Repeat the records below exactly as they appear.

=-=-=-=-=

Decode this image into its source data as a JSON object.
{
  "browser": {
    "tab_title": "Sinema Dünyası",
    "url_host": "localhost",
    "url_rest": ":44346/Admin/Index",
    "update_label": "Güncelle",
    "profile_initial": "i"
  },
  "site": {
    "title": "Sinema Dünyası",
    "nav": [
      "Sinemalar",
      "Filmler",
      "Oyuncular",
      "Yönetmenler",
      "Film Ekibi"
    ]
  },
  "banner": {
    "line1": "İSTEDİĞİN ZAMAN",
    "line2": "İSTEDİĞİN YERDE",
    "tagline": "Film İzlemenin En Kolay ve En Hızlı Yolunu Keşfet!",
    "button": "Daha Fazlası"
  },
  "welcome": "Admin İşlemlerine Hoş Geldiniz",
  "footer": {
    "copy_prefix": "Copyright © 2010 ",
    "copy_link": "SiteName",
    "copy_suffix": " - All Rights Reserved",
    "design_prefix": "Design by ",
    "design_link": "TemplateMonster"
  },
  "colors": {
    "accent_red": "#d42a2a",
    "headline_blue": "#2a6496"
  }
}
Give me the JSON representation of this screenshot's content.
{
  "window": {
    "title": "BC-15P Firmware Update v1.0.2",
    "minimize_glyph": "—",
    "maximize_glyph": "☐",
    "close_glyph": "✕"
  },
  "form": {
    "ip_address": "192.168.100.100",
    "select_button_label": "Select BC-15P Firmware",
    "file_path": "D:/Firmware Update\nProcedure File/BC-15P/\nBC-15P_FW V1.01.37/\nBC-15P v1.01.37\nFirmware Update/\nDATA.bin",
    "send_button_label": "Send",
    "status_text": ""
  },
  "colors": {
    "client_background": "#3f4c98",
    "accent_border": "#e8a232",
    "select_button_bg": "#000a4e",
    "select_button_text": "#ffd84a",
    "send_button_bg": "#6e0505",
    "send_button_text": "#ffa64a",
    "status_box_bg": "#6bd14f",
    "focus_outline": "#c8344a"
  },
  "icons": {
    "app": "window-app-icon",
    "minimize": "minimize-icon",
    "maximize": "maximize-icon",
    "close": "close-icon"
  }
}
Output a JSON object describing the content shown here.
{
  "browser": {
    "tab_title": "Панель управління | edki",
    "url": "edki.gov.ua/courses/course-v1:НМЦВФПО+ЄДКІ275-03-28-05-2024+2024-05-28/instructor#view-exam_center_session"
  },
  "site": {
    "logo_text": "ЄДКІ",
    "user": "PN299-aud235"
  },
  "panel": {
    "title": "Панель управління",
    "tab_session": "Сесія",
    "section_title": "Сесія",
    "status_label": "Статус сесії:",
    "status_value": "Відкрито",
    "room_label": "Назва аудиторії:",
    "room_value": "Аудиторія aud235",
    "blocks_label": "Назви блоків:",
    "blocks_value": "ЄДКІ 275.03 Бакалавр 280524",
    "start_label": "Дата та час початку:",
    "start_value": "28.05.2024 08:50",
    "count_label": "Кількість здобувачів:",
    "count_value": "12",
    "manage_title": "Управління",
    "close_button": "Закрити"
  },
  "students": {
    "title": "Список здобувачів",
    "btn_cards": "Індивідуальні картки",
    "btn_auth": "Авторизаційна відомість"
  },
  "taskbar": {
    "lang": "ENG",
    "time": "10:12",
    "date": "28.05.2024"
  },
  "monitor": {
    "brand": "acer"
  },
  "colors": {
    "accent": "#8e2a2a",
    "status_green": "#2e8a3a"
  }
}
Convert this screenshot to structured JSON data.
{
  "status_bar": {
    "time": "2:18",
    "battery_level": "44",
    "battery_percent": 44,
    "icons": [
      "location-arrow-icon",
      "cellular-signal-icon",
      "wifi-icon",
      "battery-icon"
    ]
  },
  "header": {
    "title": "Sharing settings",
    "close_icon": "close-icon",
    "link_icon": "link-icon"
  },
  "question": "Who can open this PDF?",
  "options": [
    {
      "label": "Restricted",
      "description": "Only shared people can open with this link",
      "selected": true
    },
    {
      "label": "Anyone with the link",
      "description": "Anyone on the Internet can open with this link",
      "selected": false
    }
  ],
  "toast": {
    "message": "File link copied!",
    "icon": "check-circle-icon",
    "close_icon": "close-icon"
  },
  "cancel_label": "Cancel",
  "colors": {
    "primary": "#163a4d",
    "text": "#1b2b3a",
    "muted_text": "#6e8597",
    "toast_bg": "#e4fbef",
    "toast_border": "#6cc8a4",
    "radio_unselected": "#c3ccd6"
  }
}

=-=-=-=-=

* _Solution to the exercise_:
Decode this image into its source data as a JSON object.
{
  "browser": {
    "tab_title": "Sinema Dünyası",
    "url_host": "localhost",
    "url_rest": ":44346/Admin/Index",
    "update_label": "Güncelle",
    "profile_initial": "i"
  },
  "site": {
    "title": "Sinema Dünyası",
    "nav": [
      "Sinemalar",
      "Filmler",
      "Oyuncular",
      "Yönetmenler",
      "Film Ekibi"
    ]
  },
  "banner": {
    "line1": "İSTEDİĞİN ZAMAN",
    "line2": "İSTEDİĞİN YERDE",
    "tagline": "Film İzlemenin En Kolay ve En Hızlı Yolunu Keşfet!",
    "button": "Daha Fazlası"
  },
  "welcome": "Admin İşlemlerine Hoş Geldiniz",
  "footer": {
    "copy_prefix": "Copyright © 2010 ",
    "copy_link": "SiteName",
    "copy_suffix": " - All Rights Reserved",
    "design_prefix": "Design by ",
    "design_link": "TemplateMonster"
  },
  "colors": {
    "accent_red": "#d42a2a",
    "headline_blue": "#2a6496"
  }
}
Give me the JSON representation of this screenshot's content.
{
  "window": {
    "title": "BC-15P Firmware Update v1.0.2",
    "minimize_glyph": "—",
    "maximize_glyph": "☐",
    "close_glyph": "✕"
  },
  "form": {
    "ip_address": "192.168.100.100",
    "select_button_label": "Select BC-15P Firmware",
    "file_path": "D:/Firmware Update\nProcedure File/BC-15P/\nBC-15P_FW V1.01.37/\nBC-15P v1.01.37\nFirmware Update/\nDATA.bin",
    "send_button_label": "Send",
    "status_text": ""
  },
  "colors": {
    "client_background": "#3f4c98",
    "accent_border": "#e8a232",
    "select_button_bg": "#000a4e",
    "select_button_text": "#ffd84a",
    "send_button_bg": "#6e0505",
    "send_button_text": "#ffa64a",
    "status_box_bg": "#6bd14f",
    "focus_outline": "#c8344a"
  },
  "icons": {
    "app": "window-app-icon",
    "minimize": "minimize-icon",
    "maximize": "maximize-icon",
    "close": "close-icon"
  }
}
Output a JSON object describing the content shown here.
{
  "browser": {
    "tab_title": "Панель управління | edki",
    "url": "edki.gov.ua/courses/course-v1:НМЦВФПО+ЄДКІ275-03-28-05-2024+2024-05-28/instructor#view-exam_center_session"
  },
  "site": {
    "logo_text": "ЄДКІ",
    "user": "PN299-aud235"
  },
  "panel": {
    "title": "Панель управління",
    "tab_session": "Сесія",
    "section_title": "Сесія",
    "status_label": "Статус сесії:",
    "status_value": "Відкрито",
    "room_label": "Назва аудиторії:",
    "room_value": "Аудиторія aud235",
    "blocks_label": "Назви блоків:",
    "blocks_value": "ЄДКІ 275.03 Бакалавр 280524",
    "start_label": "Дата та час початку:",
    "start_value": "28.05.2024 08:50",
    "count_label": "Кількість здобувачів:",
    "count_value": "12",
    "manage_title": "Управління",
    "close_button": "Закрити"
  },
  "students": {
    "title": "Список здобувачів",
    "btn_cards": "Індивідуальні картки",
    "btn_auth": "Авторизаційна відомість"
  },
  "taskbar": {
    "lang": "ENG",
    "time": "10:12",
    "date": "28.05.2024"
  },
  "monitor": {
    "brand": "acer"
  },
  "colors": {
    "accent": "#8e2a2a",
    "status_green": "#2e8a3a"
  }
}
Convert this screenshot to structured JSON data.
{
  "status_bar": {
    "time": "2:18",
    "battery_level": "44",
    "battery_percent": 44,
    "icons": [
      "location-arrow-icon",
      "cellular-signal-icon",
      "wifi-icon",
      "battery-icon"
    ]
  },
  "header": {
    "title": "Sharing settings",
    "close_icon": "close-icon",
    "link_icon": "link-icon"
  },
  "question": "Who can open this PDF?",
  "options": [
    {
      "label": "Restricted",
      "description": "Only shared people can open with this link",
      "selected": true
    },
    {
      "label": "Anyone with the link",
      "description": "Anyone on the Internet can open with this link",
      "selected": false
    }
  ],
  "toast": {
    "message": "File link copied!",
    "icon": "check-circle-icon",
    "close_icon": "close-icon"
  },
  "cancel_label": "Cancel",
  "colors": {
    "primary": "#163a4d",
    "text": "#1b2b3a",
    "muted_text": "#6e8597",
    "toast_bg": "#e4fbef",
    "toast_border": "#6cc8a4",
    "radio_unselected": "#c3ccd6"
  }
}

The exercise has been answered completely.